===== Data excerpts =====
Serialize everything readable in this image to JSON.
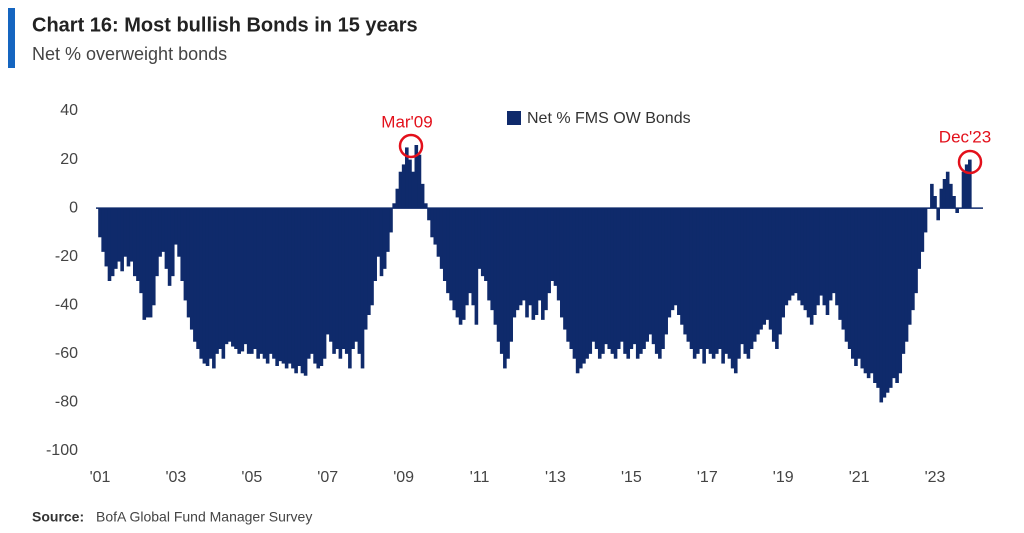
{
  "chart_data": {
    "type": "bar",
    "title": "Chart 16: Most bullish Bonds in 15 years",
    "subtitle": "Net % overweight bonds",
    "source": {
      "label": "Source:",
      "text": "BofA Global Fund Manager Survey"
    },
    "annotations": [
      "Mar'09",
      "Dec'23"
    ],
    "color": "#0f2a6b",
    "annotation_color": "#e3101b",
    "series": [
      {
        "name": "Net % FMS OW Bonds",
        "color": "#0f2a6b",
        "values": [
          -12,
          -18,
          -24,
          -30,
          -28,
          -25,
          -22,
          -26,
          -20,
          -24,
          -22,
          -28,
          -30,
          -35,
          -46,
          -45,
          -45,
          -40,
          -28,
          -20,
          -18,
          -25,
          -32,
          -28,
          -15,
          -20,
          -30,
          -38,
          -45,
          -50,
          -55,
          -58,
          -62,
          -64,
          -65,
          -62,
          -66,
          -60,
          -58,
          -62,
          -56,
          -55,
          -57,
          -58,
          -60,
          -59,
          -56,
          -60,
          -60,
          -58,
          -62,
          -60,
          -62,
          -64,
          -60,
          -62,
          -65,
          -63,
          -64,
          -66,
          -64,
          -66,
          -68,
          -65,
          -68,
          -69,
          -62,
          -60,
          -64,
          -66,
          -65,
          -62,
          -52,
          -55,
          -60,
          -58,
          -62,
          -58,
          -60,
          -66,
          -58,
          -55,
          -60,
          -66,
          -50,
          -44,
          -40,
          -30,
          -20,
          -28,
          -25,
          -18,
          -10,
          2,
          8,
          15,
          18,
          25,
          20,
          15,
          26,
          22,
          10,
          2,
          -5,
          -12,
          -15,
          -20,
          -25,
          -30,
          -35,
          -38,
          -42,
          -45,
          -48,
          -46,
          -40,
          -35,
          -40,
          -48,
          -25,
          -28,
          -30,
          -38,
          -42,
          -48,
          -55,
          -60,
          -66,
          -62,
          -55,
          -45,
          -42,
          -40,
          -38,
          -45,
          -40,
          -46,
          -44,
          -38,
          -46,
          -42,
          -35,
          -30,
          -32,
          -38,
          -45,
          -50,
          -55,
          -58,
          -62,
          -68,
          -66,
          -64,
          -62,
          -60,
          -55,
          -58,
          -62,
          -60,
          -56,
          -58,
          -60,
          -62,
          -58,
          -55,
          -60,
          -62,
          -58,
          -56,
          -62,
          -60,
          -58,
          -55,
          -52,
          -56,
          -60,
          -62,
          -58,
          -52,
          -45,
          -42,
          -40,
          -44,
          -48,
          -52,
          -55,
          -58,
          -62,
          -60,
          -58,
          -64,
          -58,
          -60,
          -62,
          -60,
          -58,
          -64,
          -60,
          -62,
          -66,
          -68,
          -62,
          -56,
          -60,
          -62,
          -58,
          -55,
          -52,
          -50,
          -48,
          -46,
          -50,
          -55,
          -58,
          -52,
          -45,
          -40,
          -38,
          -36,
          -35,
          -38,
          -40,
          -42,
          -45,
          -48,
          -44,
          -40,
          -36,
          -40,
          -44,
          -38,
          -35,
          -40,
          -46,
          -50,
          -55,
          -58,
          -62,
          -65,
          -62,
          -66,
          -68,
          -70,
          -68,
          -72,
          -74,
          -80,
          -78,
          -76,
          -74,
          -70,
          -72,
          -68,
          -60,
          -55,
          -48,
          -42,
          -35,
          -25,
          -18,
          -10,
          0,
          10,
          5,
          -5,
          8,
          12,
          15,
          10,
          5,
          -2,
          0,
          15,
          18,
          20
        ]
      }
    ],
    "categories": [
      "'01",
      null,
      null,
      null,
      null,
      null,
      null,
      null,
      null,
      null,
      null,
      null,
      null,
      null,
      null,
      null,
      null,
      null,
      null,
      null,
      null,
      null,
      null,
      null,
      "'03",
      null,
      null,
      null,
      null,
      null,
      null,
      null,
      null,
      null,
      null,
      null,
      null,
      null,
      null,
      null,
      null,
      null,
      null,
      null,
      null,
      null,
      null,
      null,
      "'05",
      null,
      null,
      null,
      null,
      null,
      null,
      null,
      null,
      null,
      null,
      null,
      null,
      null,
      null,
      null,
      null,
      null,
      null,
      null,
      null,
      null,
      null,
      null,
      "'07",
      null,
      null,
      null,
      null,
      null,
      null,
      null,
      null,
      null,
      null,
      null,
      null,
      null,
      null,
      null,
      null,
      null,
      null,
      null,
      null,
      null,
      null,
      null,
      "'09",
      null,
      null,
      null,
      null,
      null,
      null,
      null,
      null,
      null,
      null,
      null,
      null,
      null,
      null,
      null,
      null,
      null,
      null,
      null,
      null,
      null,
      null,
      null,
      "'11",
      null,
      null,
      null,
      null,
      null,
      null,
      null,
      null,
      null,
      null,
      null,
      null,
      null,
      null,
      null,
      null,
      null,
      null,
      null,
      null,
      null,
      null,
      null,
      "'13",
      null,
      null,
      null,
      null,
      null,
      null,
      null,
      null,
      null,
      null,
      null,
      null,
      null,
      null,
      null,
      null,
      null,
      null,
      null,
      null,
      null,
      null,
      null,
      "'15",
      null,
      null,
      null,
      null,
      null,
      null,
      null,
      null,
      null,
      null,
      null,
      null,
      null,
      null,
      null,
      null,
      null,
      null,
      null,
      null,
      null,
      null,
      null,
      "'17",
      null,
      null,
      null,
      null,
      null,
      null,
      null,
      null,
      null,
      null,
      null,
      null,
      null,
      null,
      null,
      null,
      null,
      null,
      null,
      null,
      null,
      null,
      null,
      "'19",
      null,
      null,
      null,
      null,
      null,
      null,
      null,
      null,
      null,
      null,
      null,
      null,
      null,
      null,
      null,
      null,
      null,
      null,
      null,
      null,
      null,
      null,
      null,
      "'21",
      null,
      null,
      null,
      null,
      null,
      null,
      null,
      null,
      null,
      null,
      null,
      null,
      null,
      null,
      null,
      null,
      null,
      null,
      null,
      null,
      null,
      null,
      null,
      "'23",
      null,
      null,
      null,
      null,
      null,
      null,
      null,
      null,
      null,
      null,
      null
    ],
    "ylim": [
      -100,
      40
    ],
    "yticks": [
      -100,
      -80,
      -60,
      -40,
      -20,
      0,
      20,
      40
    ],
    "grid": false,
    "legend": "top"
  }
}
=====
The request
Output the entries above exactly. Drop the pictures.

Result
Serialize everything readable in this image to JSON.
{
  "chart_data": {
    "type": "bar",
    "title": "Chart 16: Most bullish Bonds in 15 years",
    "subtitle": "Net % overweight bonds",
    "source": {
      "label": "Source:",
      "text": "BofA Global Fund Manager Survey"
    },
    "annotations": [
      "Mar'09",
      "Dec'23"
    ],
    "color": "#0f2a6b",
    "annotation_color": "#e3101b",
    "series": [
      {
        "name": "Net % FMS OW Bonds",
        "color": "#0f2a6b",
        "values": [
          -12,
          -18,
          -24,
          -30,
          -28,
          -25,
          -22,
          -26,
          -20,
          -24,
          -22,
          -28,
          -30,
          -35,
          -46,
          -45,
          -45,
          -40,
          -28,
          -20,
          -18,
          -25,
          -32,
          -28,
          -15,
          -20,
          -30,
          -38,
          -45,
          -50,
          -55,
          -58,
          -62,
          -64,
          -65,
          -62,
          -66,
          -60,
          -58,
          -62,
          -56,
          -55,
          -57,
          -58,
          -60,
          -59,
          -56,
          -60,
          -60,
          -58,
          -62,
          -60,
          -62,
          -64,
          -60,
          -62,
          -65,
          -63,
          -64,
          -66,
          -64,
          -66,
          -68,
          -65,
          -68,
          -69,
          -62,
          -60,
          -64,
          -66,
          -65,
          -62,
          -52,
          -55,
          -60,
          -58,
          -62,
          -58,
          -60,
          -66,
          -58,
          -55,
          -60,
          -66,
          -50,
          -44,
          -40,
          -30,
          -20,
          -28,
          -25,
          -18,
          -10,
          2,
          8,
          15,
          18,
          25,
          20,
          15,
          26,
          22,
          10,
          2,
          -5,
          -12,
          -15,
          -20,
          -25,
          -30,
          -35,
          -38,
          -42,
          -45,
          -48,
          -46,
          -40,
          -35,
          -40,
          -48,
          -25,
          -28,
          -30,
          -38,
          -42,
          -48,
          -55,
          -60,
          -66,
          -62,
          -55,
          -45,
          -42,
          -40,
          -38,
          -45,
          -40,
          -46,
          -44,
          -38,
          -46,
          -42,
          -35,
          -30,
          -32,
          -38,
          -45,
          -50,
          -55,
          -58,
          -62,
          -68,
          -66,
          -64,
          -62,
          -60,
          -55,
          -58,
          -62,
          -60,
          -56,
          -58,
          -60,
          -62,
          -58,
          -55,
          -60,
          -62,
          -58,
          -56,
          -62,
          -60,
          -58,
          -55,
          -52,
          -56,
          -60,
          -62,
          -58,
          -52,
          -45,
          -42,
          -40,
          -44,
          -48,
          -52,
          -55,
          -58,
          -62,
          -60,
          -58,
          -64,
          -58,
          -60,
          -62,
          -60,
          -58,
          -64,
          -60,
          -62,
          -66,
          -68,
          -62,
          -56,
          -60,
          -62,
          -58,
          -55,
          -52,
          -50,
          -48,
          -46,
          -50,
          -55,
          -58,
          -52,
          -45,
          -40,
          -38,
          -36,
          -35,
          -38,
          -40,
          -42,
          -45,
          -48,
          -44,
          -40,
          -36,
          -40,
          -44,
          -38,
          -35,
          -40,
          -46,
          -50,
          -55,
          -58,
          -62,
          -65,
          -62,
          -66,
          -68,
          -70,
          -68,
          -72,
          -74,
          -80,
          -78,
          -76,
          -74,
          -70,
          -72,
          -68,
          -60,
          -55,
          -48,
          -42,
          -35,
          -25,
          -18,
          -10,
          0,
          10,
          5,
          -5,
          8,
          12,
          15,
          10,
          5,
          -2,
          0,
          15,
          18,
          20
        ]
      }
    ],
    "categories": [
      "'01",
      null,
      null,
      null,
      null,
      null,
      null,
      null,
      null,
      null,
      null,
      null,
      null,
      null,
      null,
      null,
      null,
      null,
      null,
      null,
      null,
      null,
      null,
      null,
      "'03",
      null,
      null,
      null,
      null,
      null,
      null,
      null,
      null,
      null,
      null,
      null,
      null,
      null,
      null,
      null,
      null,
      null,
      null,
      null,
      null,
      null,
      null,
      null,
      "'05",
      null,
      null,
      null,
      null,
      null,
      null,
      null,
      null,
      null,
      null,
      null,
      null,
      null,
      null,
      null,
      null,
      null,
      null,
      null,
      null,
      null,
      null,
      null,
      "'07",
      null,
      null,
      null,
      null,
      null,
      null,
      null,
      null,
      null,
      null,
      null,
      null,
      null,
      null,
      null,
      null,
      null,
      null,
      null,
      null,
      null,
      null,
      null,
      "'09",
      null,
      null,
      null,
      null,
      null,
      null,
      null,
      null,
      null,
      null,
      null,
      null,
      null,
      null,
      null,
      null,
      null,
      null,
      null,
      null,
      null,
      null,
      null,
      "'11",
      null,
      null,
      null,
      null,
      null,
      null,
      null,
      null,
      null,
      null,
      null,
      null,
      null,
      null,
      null,
      null,
      null,
      null,
      null,
      null,
      null,
      null,
      null,
      "'13",
      null,
      null,
      null,
      null,
      null,
      null,
      null,
      null,
      null,
      null,
      null,
      null,
      null,
      null,
      null,
      null,
      null,
      null,
      null,
      null,
      null,
      null,
      null,
      "'15",
      null,
      null,
      null,
      null,
      null,
      null,
      null,
      null,
      null,
      null,
      null,
      null,
      null,
      null,
      null,
      null,
      null,
      null,
      null,
      null,
      null,
      null,
      null,
      "'17",
      null,
      null,
      null,
      null,
      null,
      null,
      null,
      null,
      null,
      null,
      null,
      null,
      null,
      null,
      null,
      null,
      null,
      null,
      null,
      null,
      null,
      null,
      null,
      "'19",
      null,
      null,
      null,
      null,
      null,
      null,
      null,
      null,
      null,
      null,
      null,
      null,
      null,
      null,
      null,
      null,
      null,
      null,
      null,
      null,
      null,
      null,
      null,
      "'21",
      null,
      null,
      null,
      null,
      null,
      null,
      null,
      null,
      null,
      null,
      null,
      null,
      null,
      null,
      null,
      null,
      null,
      null,
      null,
      null,
      null,
      null,
      null,
      "'23",
      null,
      null,
      null,
      null,
      null,
      null,
      null,
      null,
      null,
      null,
      null
    ],
    "ylim": [
      -100,
      40
    ],
    "yticks": [
      -100,
      -80,
      -60,
      -40,
      -20,
      0,
      20,
      40
    ],
    "grid": false,
    "legend": "top"
  }
}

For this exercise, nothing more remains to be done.